Begin Given records

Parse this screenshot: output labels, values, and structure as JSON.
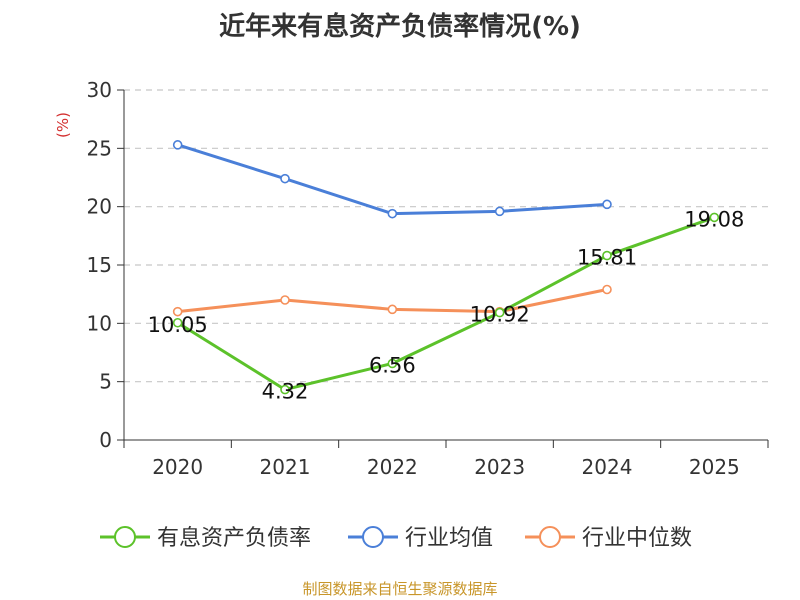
{
  "chart_data": {
    "type": "line",
    "title": "近年来有息资产负债率情况(%)",
    "ylabel": "(%)",
    "xlabel": "",
    "categories": [
      "2020",
      "2021",
      "2022",
      "2023",
      "2024",
      "2025"
    ],
    "yticks": [
      "0",
      "5",
      "10",
      "15",
      "20",
      "25",
      "30"
    ],
    "ylim": [
      0,
      30
    ],
    "grid": true,
    "legend_position": "bottom",
    "series": [
      {
        "name": "有息资产负债率",
        "color": "#5cc22a",
        "values": [
          10.05,
          4.32,
          6.56,
          10.92,
          15.81,
          19.08
        ],
        "labels": [
          "10.05",
          "4.32",
          "6.56",
          "10.92",
          "15.81",
          "19.08"
        ]
      },
      {
        "name": "行业均值",
        "color": "#4a7fd8",
        "values": [
          25.3,
          22.4,
          19.4,
          19.6,
          20.2,
          null
        ]
      },
      {
        "name": "行业中位数",
        "color": "#f5905a",
        "values": [
          11.0,
          12.0,
          11.2,
          11.0,
          12.9,
          null
        ]
      }
    ],
    "source": "制图数据来自恒生聚源数据库"
  }
}
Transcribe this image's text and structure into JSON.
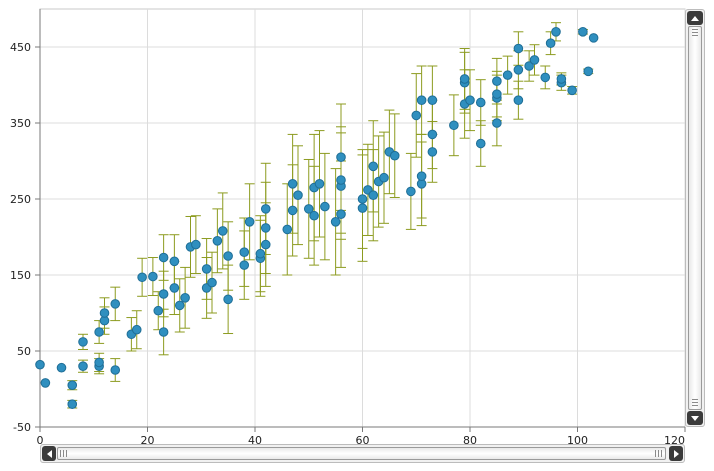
{
  "colors": {
    "point_fill": "#2f8fbf",
    "point_stroke": "#1f6e96",
    "error_bar": "#8c9b1f",
    "grid": "#dcdcdc",
    "axis": "#7a7a7a",
    "scroll_button": "#3b3b3b"
  },
  "scrollbars": {
    "vertical": {
      "up_icon": "arrow-up-icon",
      "down_icon": "arrow-down-icon"
    },
    "horizontal": {
      "left_icon": "arrow-left-icon",
      "right_icon": "arrow-right-icon"
    }
  },
  "chart_data": {
    "type": "scatter",
    "title": "",
    "xlabel": "",
    "ylabel": "",
    "xlim": [
      0,
      120
    ],
    "ylim": [
      -50,
      500
    ],
    "x_ticks": [
      0,
      20,
      40,
      60,
      80,
      100,
      120
    ],
    "y_ticks": [
      -50,
      50,
      150,
      250,
      350,
      450
    ],
    "grid": true,
    "legend": "none",
    "error_bars": true,
    "points": [
      {
        "x": 0,
        "y": 32,
        "err": 0
      },
      {
        "x": 1,
        "y": 8,
        "err": 0
      },
      {
        "x": 4,
        "y": 28,
        "err": 0
      },
      {
        "x": 6,
        "y": -20,
        "err": 5
      },
      {
        "x": 6,
        "y": 5,
        "err": 6
      },
      {
        "x": 8,
        "y": 30,
        "err": 8
      },
      {
        "x": 8,
        "y": 62,
        "err": 10
      },
      {
        "x": 11,
        "y": 30,
        "err": 10
      },
      {
        "x": 11,
        "y": 35,
        "err": 12
      },
      {
        "x": 11,
        "y": 75,
        "err": 15
      },
      {
        "x": 12,
        "y": 90,
        "err": 18
      },
      {
        "x": 12,
        "y": 100,
        "err": 20
      },
      {
        "x": 14,
        "y": 25,
        "err": 15
      },
      {
        "x": 14,
        "y": 112,
        "err": 22
      },
      {
        "x": 17,
        "y": 72,
        "err": 22
      },
      {
        "x": 18,
        "y": 78,
        "err": 25
      },
      {
        "x": 19,
        "y": 147,
        "err": 25
      },
      {
        "x": 21,
        "y": 148,
        "err": 25
      },
      {
        "x": 22,
        "y": 103,
        "err": 25
      },
      {
        "x": 23,
        "y": 75,
        "err": 30
      },
      {
        "x": 23,
        "y": 125,
        "err": 30
      },
      {
        "x": 23,
        "y": 173,
        "err": 30
      },
      {
        "x": 25,
        "y": 133,
        "err": 35
      },
      {
        "x": 25,
        "y": 168,
        "err": 35
      },
      {
        "x": 26,
        "y": 110,
        "err": 35
      },
      {
        "x": 27,
        "y": 120,
        "err": 40
      },
      {
        "x": 28,
        "y": 187,
        "err": 40
      },
      {
        "x": 29,
        "y": 190,
        "err": 38
      },
      {
        "x": 31,
        "y": 133,
        "err": 40
      },
      {
        "x": 31,
        "y": 158,
        "err": 40
      },
      {
        "x": 32,
        "y": 140,
        "err": 40
      },
      {
        "x": 33,
        "y": 195,
        "err": 42
      },
      {
        "x": 34,
        "y": 208,
        "err": 50
      },
      {
        "x": 35,
        "y": 118,
        "err": 45
      },
      {
        "x": 35,
        "y": 175,
        "err": 45
      },
      {
        "x": 38,
        "y": 163,
        "err": 45
      },
      {
        "x": 38,
        "y": 180,
        "err": 45
      },
      {
        "x": 39,
        "y": 220,
        "err": 50
      },
      {
        "x": 41,
        "y": 172,
        "err": 50
      },
      {
        "x": 41,
        "y": 178,
        "err": 50
      },
      {
        "x": 42,
        "y": 190,
        "err": 55
      },
      {
        "x": 42,
        "y": 212,
        "err": 60
      },
      {
        "x": 42,
        "y": 237,
        "err": 60
      },
      {
        "x": 46,
        "y": 210,
        "err": 60
      },
      {
        "x": 47,
        "y": 235,
        "err": 60
      },
      {
        "x": 47,
        "y": 270,
        "err": 65
      },
      {
        "x": 48,
        "y": 255,
        "err": 65
      },
      {
        "x": 50,
        "y": 237,
        "err": 65
      },
      {
        "x": 51,
        "y": 228,
        "err": 65
      },
      {
        "x": 51,
        "y": 265,
        "err": 70
      },
      {
        "x": 52,
        "y": 270,
        "err": 70
      },
      {
        "x": 53,
        "y": 240,
        "err": 70
      },
      {
        "x": 55,
        "y": 220,
        "err": 70
      },
      {
        "x": 56,
        "y": 230,
        "err": 70
      },
      {
        "x": 56,
        "y": 267,
        "err": 70
      },
      {
        "x": 56,
        "y": 275,
        "err": 70
      },
      {
        "x": 56,
        "y": 305,
        "err": 70
      },
      {
        "x": 60,
        "y": 238,
        "err": 70
      },
      {
        "x": 60,
        "y": 250,
        "err": 65
      },
      {
        "x": 61,
        "y": 262,
        "err": 60
      },
      {
        "x": 62,
        "y": 255,
        "err": 60
      },
      {
        "x": 62,
        "y": 293,
        "err": 60
      },
      {
        "x": 63,
        "y": 273,
        "err": 60
      },
      {
        "x": 64,
        "y": 278,
        "err": 60
      },
      {
        "x": 65,
        "y": 312,
        "err": 55
      },
      {
        "x": 66,
        "y": 307,
        "err": 55
      },
      {
        "x": 69,
        "y": 260,
        "err": 50
      },
      {
        "x": 70,
        "y": 360,
        "err": 55
      },
      {
        "x": 71,
        "y": 270,
        "err": 55
      },
      {
        "x": 71,
        "y": 280,
        "err": 55
      },
      {
        "x": 71,
        "y": 380,
        "err": 45
      },
      {
        "x": 73,
        "y": 312,
        "err": 40
      },
      {
        "x": 73,
        "y": 335,
        "err": 45
      },
      {
        "x": 73,
        "y": 380,
        "err": 45
      },
      {
        "x": 77,
        "y": 347,
        "err": 40
      },
      {
        "x": 79,
        "y": 375,
        "err": 45
      },
      {
        "x": 79,
        "y": 403,
        "err": 40
      },
      {
        "x": 79,
        "y": 408,
        "err": 40
      },
      {
        "x": 80,
        "y": 380,
        "err": 40
      },
      {
        "x": 82,
        "y": 323,
        "err": 30
      },
      {
        "x": 82,
        "y": 377,
        "err": 30
      },
      {
        "x": 85,
        "y": 350,
        "err": 30
      },
      {
        "x": 85,
        "y": 383,
        "err": 30
      },
      {
        "x": 85,
        "y": 388,
        "err": 30
      },
      {
        "x": 85,
        "y": 405,
        "err": 30
      },
      {
        "x": 87,
        "y": 413,
        "err": 25
      },
      {
        "x": 89,
        "y": 380,
        "err": 25
      },
      {
        "x": 89,
        "y": 420,
        "err": 25
      },
      {
        "x": 89,
        "y": 448,
        "err": 22
      },
      {
        "x": 91,
        "y": 425,
        "err": 20
      },
      {
        "x": 92,
        "y": 433,
        "err": 20
      },
      {
        "x": 94,
        "y": 410,
        "err": 15
      },
      {
        "x": 95,
        "y": 455,
        "err": 15
      },
      {
        "x": 96,
        "y": 470,
        "err": 12
      },
      {
        "x": 97,
        "y": 403,
        "err": 10
      },
      {
        "x": 97,
        "y": 408,
        "err": 8
      },
      {
        "x": 99,
        "y": 393,
        "err": 5
      },
      {
        "x": 101,
        "y": 470,
        "err": 3
      },
      {
        "x": 102,
        "y": 418,
        "err": 3
      },
      {
        "x": 103,
        "y": 462,
        "err": 0
      }
    ]
  }
}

End Given records

Given task
Take every line from the records above that has the word "labels" and copy it.

Final result
Parse this screenshot: output labels, values, and structure as JSON.
        "labels": [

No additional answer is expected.